BRANO DEL DOCUMENTO:

Mons. FRANCESCO SARTOR
Arciprete del Duomo di Conegliano,
Protonotario apostolico e nostro amatissimo cappellano sezionale
Ragazzo del '99, "el bonsignor" (così molti lo chiamavano a schietto riconoscimento della sua bontà) aveva combattuto sul Grappa, quale ufficiale del 7° Alpini e, con il Battaglione "Exillles", partecipò alla liberazione di Feltre.
Ordinato sacerdote nel 1928 (proprio nel suo Duomo), fu inizialmente cappellano a Serravalle di Vittorio Veneto, poi arciprete di Susegana dal 1943 al 1950 ed infine al Duomo di Conegliano.
Era direttore spirituale dell'Unitalsi veneta, fu promotore di numerose iniziative sociali e culturali; si deve a lui, coadiuvato da un comitato presieduto dal comm. Vazzoler, la realizzazione dell'impresa veramente coraggiosissima di affrontare l'opera di restauro del Duomo cittadino, che ora appare in tutta la sua originaria e squisita bellezza.
Le onoranze funebri furono celebrate dall'allora vescovo di Vittorio Veneto mons. Albino Luciani, nominato poi Patriarca di Venezia ed infine divenuto Pontefice "Giovanni Paolo I", il papa dei 33 giorni.

1931. Adunata di Genova, incontro di cappellani militari alpini. Segnato con la croce è don Francesco Sartor.

(Un blocco di dati)
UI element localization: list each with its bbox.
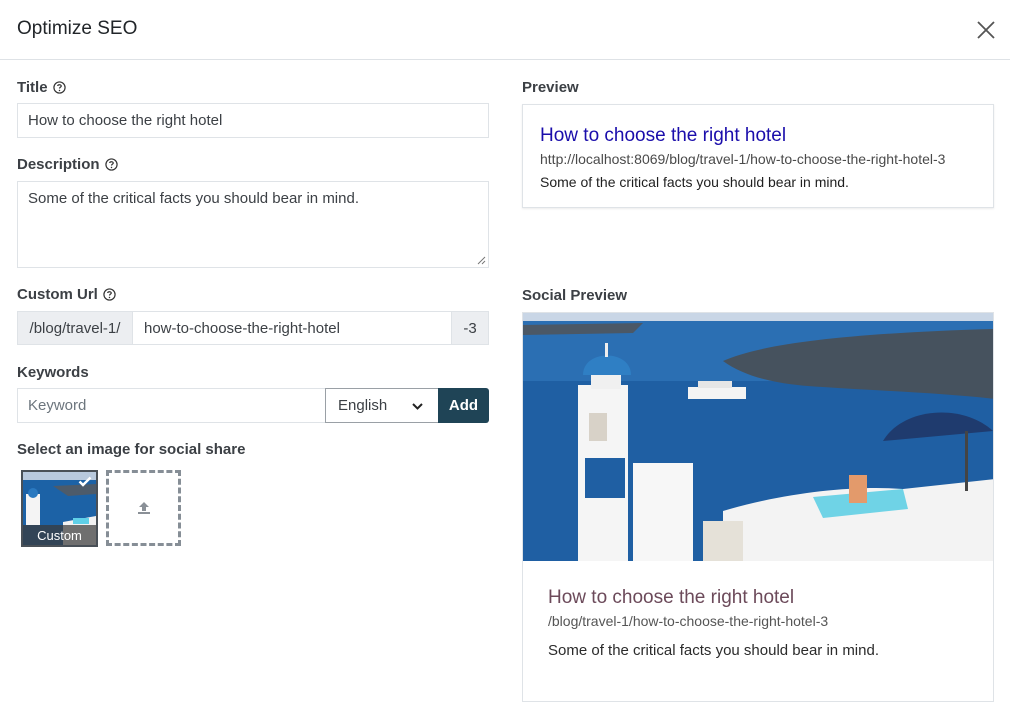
description-textarea[interactable]: Some of the critical facts you should be…	[17, 181, 489, 268]
url-suffix-text: -3	[463, 319, 477, 337]
preview-label-group: Preview	[522, 79, 579, 96]
chevron-down-icon	[412, 403, 423, 410]
custom-url-label-group: Custom Url	[17, 286, 116, 303]
upload-image-button[interactable]	[106, 470, 181, 546]
social-image-thumbnail[interactable]: Custom	[21, 470, 98, 547]
social-preview-title: How to choose the right hotel	[548, 587, 795, 608]
url-slug-value: how-to-choose-the-right-hotel	[144, 319, 340, 337]
keyword-input[interactable]: Keyword	[17, 388, 327, 423]
language-select-value: English	[338, 397, 388, 414]
close-button[interactable]	[974, 18, 998, 42]
search-preview-description: Some of the critical facts you should be…	[540, 174, 849, 190]
description-textarea-value: Some of the critical facts you should be…	[28, 190, 359, 207]
description-label: Description	[17, 156, 100, 173]
keywords-label: Keywords	[17, 364, 89, 381]
thumbnail-caption: Custom	[23, 525, 96, 545]
help-icon[interactable]	[52, 81, 66, 94]
title-input-value: How to choose the right hotel	[28, 112, 223, 129]
description-label-group: Description	[17, 156, 118, 173]
social-preview-label-group: Social Preview	[522, 287, 627, 304]
social-preview-description: Some of the critical facts you should be…	[548, 642, 879, 659]
search-preview-title: How to choose the right hotel	[540, 125, 787, 146]
url-prefix: /blog/travel-1/	[17, 311, 133, 345]
url-suffix: -3	[451, 311, 489, 345]
help-icon[interactable]	[104, 158, 118, 171]
language-select[interactable]: English	[325, 388, 439, 423]
modal-header: Optimize SEO	[0, 0, 1010, 60]
social-preview-image	[523, 313, 993, 561]
social-image-label-group: Select an image for social share	[17, 441, 245, 458]
social-preview-label: Social Preview	[522, 287, 628, 304]
social-image-label: Select an image for social share	[17, 441, 246, 458]
title-input[interactable]: How to choose the right hotel	[17, 103, 489, 138]
search-preview-card: How to choose the right hotel http://loc…	[522, 104, 994, 208]
preview-label: Preview	[522, 79, 579, 96]
add-keyword-label: Add	[448, 397, 479, 414]
help-icon[interactable]	[103, 288, 116, 301]
url-slug-input[interactable]: how-to-choose-the-right-hotel	[132, 311, 452, 345]
add-keyword-button[interactable]: Add	[438, 388, 489, 423]
resize-grip-icon[interactable]	[477, 256, 486, 265]
upload-icon	[137, 502, 150, 514]
custom-url-label: Custom Url	[17, 286, 98, 303]
search-preview-url: http://localhost:8069/blog/travel-1/how-…	[540, 151, 946, 167]
checkmark-icon	[78, 476, 92, 487]
social-preview-url: /blog/travel-1/how-to-choose-the-right-h…	[548, 613, 829, 629]
title-label: Title	[17, 79, 48, 96]
social-preview-card: How to choose the right hotel /blog/trav…	[522, 312, 994, 702]
modal-title: Optimize SEO	[17, 18, 138, 39]
title-label-group: Title	[17, 79, 66, 96]
keyword-placeholder: Keyword	[28, 397, 87, 414]
close-icon	[977, 21, 995, 39]
keywords-label-group: Keywords	[17, 364, 89, 381]
url-prefix-text: /blog/travel-1/	[29, 319, 121, 337]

OBIETTIVO DELL'ESERCIZIO: Secondo il brano su mons. Francesco Sartor, in quale anno egli fu ordinato sacerdote? I record non hanno alcun ruolo in questo lavoro.

ESERCIZIO SVOLTO: Nel 1928.